_Goal_
Output every entry exactly as written, but omit the pictures.

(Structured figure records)
------------------------------------------------
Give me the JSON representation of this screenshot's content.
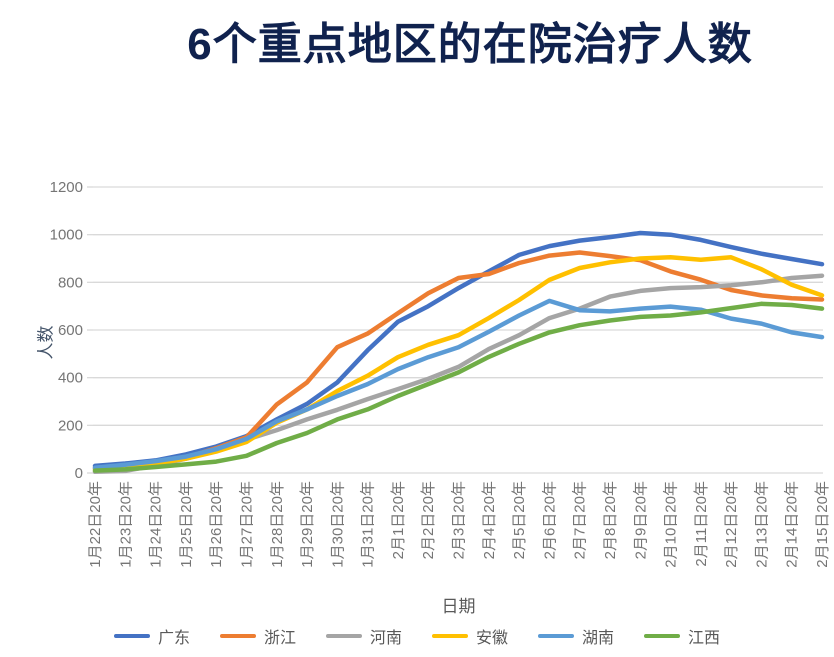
{
  "title": {
    "text": "6个重点地区的在院治疗人数",
    "color": "#10224E"
  },
  "axes": {
    "x_title": "日期",
    "y_title": "人数",
    "y_tick_labels": [
      "0",
      "200",
      "400",
      "600",
      "800",
      "1000",
      "1200"
    ]
  },
  "colors": {
    "grid": "#D9D9D9",
    "tick_text": "#757575",
    "x_axis_title_text": "#595959",
    "y_axis_title_text": "#44546A",
    "background": "#FFFFFF"
  },
  "chart_data": {
    "type": "line",
    "title": "6个重点地区的在院治疗人数",
    "xlabel": "日期",
    "ylabel": "人数",
    "ylim": [
      0,
      1200
    ],
    "y_ticks": [
      0,
      200,
      400,
      600,
      800,
      1000,
      1200
    ],
    "grid": true,
    "legend_position": "bottom",
    "categories": [
      "1月22日20年",
      "1月23日20年",
      "1月24日20年",
      "1月25日20年",
      "1月26日20年",
      "1月27日20年",
      "1月28日20年",
      "1月29日20年",
      "1月30日20年",
      "1月31日20年",
      "2月1日20年",
      "2月2日20年",
      "2月3日20年",
      "2月4日20年",
      "2月5日20年",
      "2月6日20年",
      "2月7日20年",
      "2月8日20年",
      "2月9日20年",
      "2月10日20年",
      "2月11日20年",
      "2月12日20年",
      "2月13日20年",
      "2月14日20年",
      "2月15日20年"
    ],
    "series": [
      {
        "name": "广东",
        "color": "#4472C4",
        "values": [
          30,
          40,
          53,
          78,
          111,
          155,
          225,
          290,
          380,
          515,
          635,
          700,
          776,
          846,
          915,
          952,
          975,
          990,
          1007,
          1000,
          978,
          948,
          920,
          898,
          876
        ]
      },
      {
        "name": "浙江",
        "color": "#ED7D31",
        "values": [
          20,
          28,
          45,
          64,
          104,
          150,
          288,
          380,
          528,
          585,
          670,
          754,
          818,
          835,
          881,
          912,
          925,
          910,
          893,
          846,
          811,
          768,
          745,
          733,
          728
        ]
      },
      {
        "name": "河南",
        "color": "#A5A5A5",
        "values": [
          5,
          9,
          32,
          60,
          100,
          140,
          180,
          225,
          265,
          310,
          352,
          395,
          445,
          520,
          578,
          650,
          690,
          740,
          764,
          776,
          780,
          788,
          800,
          818,
          828
        ]
      },
      {
        "name": "安徽",
        "color": "#FFC000",
        "values": [
          15,
          22,
          40,
          60,
          90,
          130,
          211,
          267,
          344,
          408,
          486,
          538,
          578,
          650,
          726,
          810,
          860,
          884,
          900,
          905,
          895,
          905,
          855,
          790,
          745
        ]
      },
      {
        "name": "湖南",
        "color": "#5B9BD5",
        "values": [
          22,
          35,
          50,
          69,
          100,
          143,
          217,
          267,
          323,
          373,
          436,
          486,
          528,
          593,
          661,
          722,
          683,
          678,
          690,
          698,
          685,
          648,
          627,
          590,
          570
        ]
      },
      {
        "name": "江西",
        "color": "#70AD47",
        "values": [
          10,
          15,
          25,
          36,
          48,
          72,
          126,
          168,
          225,
          267,
          323,
          373,
          422,
          487,
          542,
          590,
          620,
          640,
          655,
          661,
          674,
          692,
          710,
          705,
          690
        ]
      }
    ]
  }
}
------------------------------------------------
_Solution_
Give me the JSON representation of this screenshot's content.
{
  "title": {
    "text": "6个重点地区的在院治疗人数",
    "color": "#10224E"
  },
  "axes": {
    "x_title": "日期",
    "y_title": "人数",
    "y_tick_labels": [
      "0",
      "200",
      "400",
      "600",
      "800",
      "1000",
      "1200"
    ]
  },
  "colors": {
    "grid": "#D9D9D9",
    "tick_text": "#757575",
    "x_axis_title_text": "#595959",
    "y_axis_title_text": "#44546A",
    "background": "#FFFFFF"
  },
  "chart_data": {
    "type": "line",
    "title": "6个重点地区的在院治疗人数",
    "xlabel": "日期",
    "ylabel": "人数",
    "ylim": [
      0,
      1200
    ],
    "y_ticks": [
      0,
      200,
      400,
      600,
      800,
      1000,
      1200
    ],
    "grid": true,
    "legend_position": "bottom",
    "categories": [
      "1月22日20年",
      "1月23日20年",
      "1月24日20年",
      "1月25日20年",
      "1月26日20年",
      "1月27日20年",
      "1月28日20年",
      "1月29日20年",
      "1月30日20年",
      "1月31日20年",
      "2月1日20年",
      "2月2日20年",
      "2月3日20年",
      "2月4日20年",
      "2月5日20年",
      "2月6日20年",
      "2月7日20年",
      "2月8日20年",
      "2月9日20年",
      "2月10日20年",
      "2月11日20年",
      "2月12日20年",
      "2月13日20年",
      "2月14日20年",
      "2月15日20年"
    ],
    "series": [
      {
        "name": "广东",
        "color": "#4472C4",
        "values": [
          30,
          40,
          53,
          78,
          111,
          155,
          225,
          290,
          380,
          515,
          635,
          700,
          776,
          846,
          915,
          952,
          975,
          990,
          1007,
          1000,
          978,
          948,
          920,
          898,
          876
        ]
      },
      {
        "name": "浙江",
        "color": "#ED7D31",
        "values": [
          20,
          28,
          45,
          64,
          104,
          150,
          288,
          380,
          528,
          585,
          670,
          754,
          818,
          835,
          881,
          912,
          925,
          910,
          893,
          846,
          811,
          768,
          745,
          733,
          728
        ]
      },
      {
        "name": "河南",
        "color": "#A5A5A5",
        "values": [
          5,
          9,
          32,
          60,
          100,
          140,
          180,
          225,
          265,
          310,
          352,
          395,
          445,
          520,
          578,
          650,
          690,
          740,
          764,
          776,
          780,
          788,
          800,
          818,
          828
        ]
      },
      {
        "name": "安徽",
        "color": "#FFC000",
        "values": [
          15,
          22,
          40,
          60,
          90,
          130,
          211,
          267,
          344,
          408,
          486,
          538,
          578,
          650,
          726,
          810,
          860,
          884,
          900,
          905,
          895,
          905,
          855,
          790,
          745
        ]
      },
      {
        "name": "湖南",
        "color": "#5B9BD5",
        "values": [
          22,
          35,
          50,
          69,
          100,
          143,
          217,
          267,
          323,
          373,
          436,
          486,
          528,
          593,
          661,
          722,
          683,
          678,
          690,
          698,
          685,
          648,
          627,
          590,
          570
        ]
      },
      {
        "name": "江西",
        "color": "#70AD47",
        "values": [
          10,
          15,
          25,
          36,
          48,
          72,
          126,
          168,
          225,
          267,
          323,
          373,
          422,
          487,
          542,
          590,
          620,
          640,
          655,
          661,
          674,
          692,
          710,
          705,
          690
        ]
      }
    ]
  }
}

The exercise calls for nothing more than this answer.